◆ **TASK BRIEF**
Return all of the data exactly as given.

◆ **EXERCISE DATA**

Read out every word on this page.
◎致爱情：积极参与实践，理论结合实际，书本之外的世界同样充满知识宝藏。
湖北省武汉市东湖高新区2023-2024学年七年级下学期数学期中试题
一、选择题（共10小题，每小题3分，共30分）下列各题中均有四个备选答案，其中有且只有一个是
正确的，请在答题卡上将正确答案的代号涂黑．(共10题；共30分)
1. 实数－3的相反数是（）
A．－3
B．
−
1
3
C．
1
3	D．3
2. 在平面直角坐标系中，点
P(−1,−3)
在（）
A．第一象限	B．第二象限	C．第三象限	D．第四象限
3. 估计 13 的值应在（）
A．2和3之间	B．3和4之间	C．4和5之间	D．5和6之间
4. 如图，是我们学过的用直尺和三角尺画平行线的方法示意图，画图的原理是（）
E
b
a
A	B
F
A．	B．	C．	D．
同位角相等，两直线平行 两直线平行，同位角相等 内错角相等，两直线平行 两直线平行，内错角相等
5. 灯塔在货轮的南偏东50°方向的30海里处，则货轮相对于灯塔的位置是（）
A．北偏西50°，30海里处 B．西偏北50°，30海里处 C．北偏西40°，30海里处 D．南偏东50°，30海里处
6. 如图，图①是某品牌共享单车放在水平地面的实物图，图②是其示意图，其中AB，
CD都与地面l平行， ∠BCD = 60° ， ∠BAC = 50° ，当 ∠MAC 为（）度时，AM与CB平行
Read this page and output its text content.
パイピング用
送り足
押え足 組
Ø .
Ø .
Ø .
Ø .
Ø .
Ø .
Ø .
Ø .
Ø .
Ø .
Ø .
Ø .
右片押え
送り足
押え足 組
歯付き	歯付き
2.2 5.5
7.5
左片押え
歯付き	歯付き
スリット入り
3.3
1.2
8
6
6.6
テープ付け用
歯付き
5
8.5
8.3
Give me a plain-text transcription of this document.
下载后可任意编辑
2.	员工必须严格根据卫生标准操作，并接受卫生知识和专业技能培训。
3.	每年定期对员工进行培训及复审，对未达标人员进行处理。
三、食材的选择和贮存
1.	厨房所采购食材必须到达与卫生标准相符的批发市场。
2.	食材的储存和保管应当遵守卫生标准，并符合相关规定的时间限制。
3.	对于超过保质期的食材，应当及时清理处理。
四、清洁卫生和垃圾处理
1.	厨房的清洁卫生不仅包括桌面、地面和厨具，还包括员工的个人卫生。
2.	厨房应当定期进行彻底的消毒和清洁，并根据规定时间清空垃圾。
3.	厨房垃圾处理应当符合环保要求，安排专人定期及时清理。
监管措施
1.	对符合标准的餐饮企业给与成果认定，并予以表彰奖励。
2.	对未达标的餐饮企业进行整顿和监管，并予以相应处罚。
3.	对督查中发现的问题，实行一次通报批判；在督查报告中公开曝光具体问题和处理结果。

◆ **SOLUTION TO THE EXERCISE**
Read out every word on this page.
◎致爱情：积极参与实践，理论结合实际，书本之外的世界同样充满知识宝藏。
湖北省武汉市东湖高新区2023-2024学年七年级下学期数学期中试题
一、选择题（共10小题，每小题3分，共30分）下列各题中均有四个备选答案，其中有且只有一个是
正确的，请在答题卡上将正确答案的代号涂黑．(共10题；共30分)
1. 实数－3的相反数是（）
A．－3
B．
−
1
3
C．
1
3	D．3
2. 在平面直角坐标系中，点
P(−1,−3)
在（）
A．第一象限	B．第二象限	C．第三象限	D．第四象限
3. 估计 13 的值应在（）
A．2和3之间	B．3和4之间	C．4和5之间	D．5和6之间
4. 如图，是我们学过的用直尺和三角尺画平行线的方法示意图，画图的原理是（）
E
b
a
A	B
F
A．	B．	C．	D．
同位角相等，两直线平行 两直线平行，同位角相等 内错角相等，两直线平行 两直线平行，内错角相等
5. 灯塔在货轮的南偏东50°方向的30海里处，则货轮相对于灯塔的位置是（）
A．北偏西50°，30海里处 B．西偏北50°，30海里处 C．北偏西40°，30海里处 D．南偏东50°，30海里处
6. 如图，图①是某品牌共享单车放在水平地面的实物图，图②是其示意图，其中AB，
CD都与地面l平行， ∠BCD = 60° ， ∠BAC = 50° ，当 ∠MAC 为（）度时，AM与CB平行
Read this page and output its text content.
パイピング用
送り足
押え足 組
Ø .
Ø .
Ø .
Ø .
Ø .
Ø .
Ø .
Ø .
Ø .
Ø .
Ø .
Ø .
右片押え
送り足
押え足 組
歯付き	歯付き
2.2 5.5
7.5
左片押え
歯付き	歯付き
スリット入り
3.3
1.2
8
6
6.6
テープ付け用
歯付き
5
8.5
8.3
Give me a plain-text transcription of this document.
下载后可任意编辑
2.	员工必须严格根据卫生标准操作，并接受卫生知识和专业技能培训。
3.	每年定期对员工进行培训及复审，对未达标人员进行处理。
三、食材的选择和贮存
1.	厨房所采购食材必须到达与卫生标准相符的批发市场。
2.	食材的储存和保管应当遵守卫生标准，并符合相关规定的时间限制。
3.	对于超过保质期的食材，应当及时清理处理。
四、清洁卫生和垃圾处理
1.	厨房的清洁卫生不仅包括桌面、地面和厨具，还包括员工的个人卫生。
2.	厨房应当定期进行彻底的消毒和清洁，并根据规定时间清空垃圾。
3.	厨房垃圾处理应当符合环保要求，安排专人定期及时清理。
监管措施
1.	对符合标准的餐饮企业给与成果认定，并予以表彰奖励。
2.	对未达标的餐饮企业进行整顿和监管，并予以相应处罚。
3.	对督查中发现的问题，实行一次通报批判；在督查报告中公开曝光具体问题和处理结果。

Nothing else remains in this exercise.